■ **Document section**:
-- Opening Marker --

Obamanomics: The Good, the Bad, the Weak
On bank regulation, the White House goes too far, and not far enough.
On Wednesday, after weeks of the requisite press leaks and prefabricated spin, the Obama administration released details of its new "rules of the road" financial regulations, which had been billed as the most sweeping overhaul of the financial system since the Great Depression.
Obama, alas, is no FDR. Roosevelt's New Deal reforms included the Glass-Steagall Act of 1933, which split complex financial institutions into commercial banks (for consumers) and investment banks (for speculators). This enabled government to safeguard the boring, conventional activities of consumer banking without insuring the dice-rolls of high-risk investors. His reforms also opened the banking sector to independent audits to ensure financial soundness—as opposed to just taking the banks' word for it, as Treasury Secretary Tim Geithner's recent stress tests effectively did—and established the Home Owners' Loan Corporation, which helped people at risk of foreclosure cover their mortgages.
The administration's new 88-page white paper, titled "Financial Regulatory Reform: A New Foundation," focuses more on alterations than true reform. Some of them are useful, like requiring lenders to keep a stake in the loans they make, and requiring banks to keep adequate capital on hand. The bill would also regulate a portion of the problematic financial instruments known as over-the-counter derivatives. But other aspects are ill advised, like giving the Federal Reserve more oversight, creating an uber-regulator, and allowing Wall Street's biggest players to keep their hands in every pot imaginable.

-- Closing Marker --

■ **Required work**:
**1)** Translate this sentence from the Obamanomics article into Spanish: "On bank regulation, the White House goes too far, and not far enough."
**2)** From the Obamanomics article, print the passage that starts at the words "Obamanomics: The Good, the" and ends after "the Great Depression.".

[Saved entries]
-- Opening Marker --

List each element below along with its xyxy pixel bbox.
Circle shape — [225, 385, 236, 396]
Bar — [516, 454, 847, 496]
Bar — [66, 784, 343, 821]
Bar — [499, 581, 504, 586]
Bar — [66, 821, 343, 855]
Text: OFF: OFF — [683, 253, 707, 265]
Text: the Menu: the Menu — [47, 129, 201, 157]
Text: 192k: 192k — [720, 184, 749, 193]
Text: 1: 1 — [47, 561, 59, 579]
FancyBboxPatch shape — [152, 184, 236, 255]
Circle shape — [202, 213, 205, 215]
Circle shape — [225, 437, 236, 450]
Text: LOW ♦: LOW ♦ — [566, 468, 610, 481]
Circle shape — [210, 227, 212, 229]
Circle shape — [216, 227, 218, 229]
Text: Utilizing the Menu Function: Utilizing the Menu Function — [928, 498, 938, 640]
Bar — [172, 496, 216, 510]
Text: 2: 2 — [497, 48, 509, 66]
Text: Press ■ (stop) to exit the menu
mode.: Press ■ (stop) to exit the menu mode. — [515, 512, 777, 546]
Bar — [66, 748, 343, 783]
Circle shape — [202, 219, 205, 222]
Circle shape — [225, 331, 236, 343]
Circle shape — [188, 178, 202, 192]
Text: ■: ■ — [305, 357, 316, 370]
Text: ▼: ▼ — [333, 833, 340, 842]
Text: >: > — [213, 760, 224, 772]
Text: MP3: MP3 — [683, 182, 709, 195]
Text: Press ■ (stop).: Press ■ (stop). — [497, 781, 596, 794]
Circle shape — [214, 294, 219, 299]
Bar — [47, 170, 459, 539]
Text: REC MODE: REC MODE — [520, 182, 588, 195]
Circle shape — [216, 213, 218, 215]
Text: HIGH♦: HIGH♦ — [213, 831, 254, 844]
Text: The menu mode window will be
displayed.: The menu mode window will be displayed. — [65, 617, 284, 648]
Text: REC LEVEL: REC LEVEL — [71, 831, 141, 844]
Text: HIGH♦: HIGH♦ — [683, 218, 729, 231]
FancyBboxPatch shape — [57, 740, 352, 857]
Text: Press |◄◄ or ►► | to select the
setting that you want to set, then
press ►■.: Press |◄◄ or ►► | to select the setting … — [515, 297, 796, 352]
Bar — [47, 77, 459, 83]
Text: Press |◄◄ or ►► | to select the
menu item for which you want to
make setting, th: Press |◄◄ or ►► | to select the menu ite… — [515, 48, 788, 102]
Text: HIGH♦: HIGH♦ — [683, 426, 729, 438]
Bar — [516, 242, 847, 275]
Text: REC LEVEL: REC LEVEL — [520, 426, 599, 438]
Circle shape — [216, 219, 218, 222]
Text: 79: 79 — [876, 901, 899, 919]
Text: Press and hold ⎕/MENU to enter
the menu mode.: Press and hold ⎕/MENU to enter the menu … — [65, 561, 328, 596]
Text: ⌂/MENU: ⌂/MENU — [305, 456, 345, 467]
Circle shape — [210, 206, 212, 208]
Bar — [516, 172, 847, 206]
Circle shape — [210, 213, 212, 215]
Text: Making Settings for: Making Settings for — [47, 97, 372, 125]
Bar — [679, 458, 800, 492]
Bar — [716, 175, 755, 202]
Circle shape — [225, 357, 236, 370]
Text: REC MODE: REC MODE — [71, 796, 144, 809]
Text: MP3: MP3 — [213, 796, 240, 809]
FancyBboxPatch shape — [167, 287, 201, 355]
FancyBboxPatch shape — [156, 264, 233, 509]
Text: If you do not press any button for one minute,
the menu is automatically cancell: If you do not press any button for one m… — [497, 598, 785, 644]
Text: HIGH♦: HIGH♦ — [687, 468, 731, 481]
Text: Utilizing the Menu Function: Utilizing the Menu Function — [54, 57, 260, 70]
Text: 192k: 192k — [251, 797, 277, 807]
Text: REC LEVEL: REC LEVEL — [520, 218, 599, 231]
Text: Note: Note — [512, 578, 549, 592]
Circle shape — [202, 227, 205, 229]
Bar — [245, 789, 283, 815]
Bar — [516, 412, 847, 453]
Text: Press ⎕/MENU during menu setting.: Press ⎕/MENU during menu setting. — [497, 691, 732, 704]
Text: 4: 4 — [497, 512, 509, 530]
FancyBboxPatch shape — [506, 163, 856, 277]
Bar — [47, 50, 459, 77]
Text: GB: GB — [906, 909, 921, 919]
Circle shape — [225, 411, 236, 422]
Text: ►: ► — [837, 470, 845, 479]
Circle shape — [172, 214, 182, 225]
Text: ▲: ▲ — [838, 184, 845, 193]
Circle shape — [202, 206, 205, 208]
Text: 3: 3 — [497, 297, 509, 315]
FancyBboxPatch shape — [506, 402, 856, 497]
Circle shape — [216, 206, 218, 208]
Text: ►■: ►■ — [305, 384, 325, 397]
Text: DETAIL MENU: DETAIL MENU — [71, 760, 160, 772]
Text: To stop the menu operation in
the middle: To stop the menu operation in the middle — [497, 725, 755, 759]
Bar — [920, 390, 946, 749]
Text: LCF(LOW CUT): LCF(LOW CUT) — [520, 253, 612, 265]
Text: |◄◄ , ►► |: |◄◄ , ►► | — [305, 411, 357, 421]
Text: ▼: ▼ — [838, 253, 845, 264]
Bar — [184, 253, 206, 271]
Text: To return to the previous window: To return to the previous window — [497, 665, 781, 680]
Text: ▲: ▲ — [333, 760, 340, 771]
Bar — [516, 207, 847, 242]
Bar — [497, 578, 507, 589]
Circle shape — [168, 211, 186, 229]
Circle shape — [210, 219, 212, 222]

-- Closing Marker --

■ **Answer set**:
**1)** En materia de regulación bancaria, la Casa Blanca va demasiado lejos y, a la vez, no lo suficiente.

**2)**
Obamanomics: The Good, the Bad, the Weak
On bank regulation, the White House goes too far, and not far enough.
On Wednesday, after weeks of the requisite press leaks and prefabricated spin, the Obama administration released details of its new "rules of the road" financial regulations, which had been billed as the most sweeping overhaul of the financial system since the Great Depression.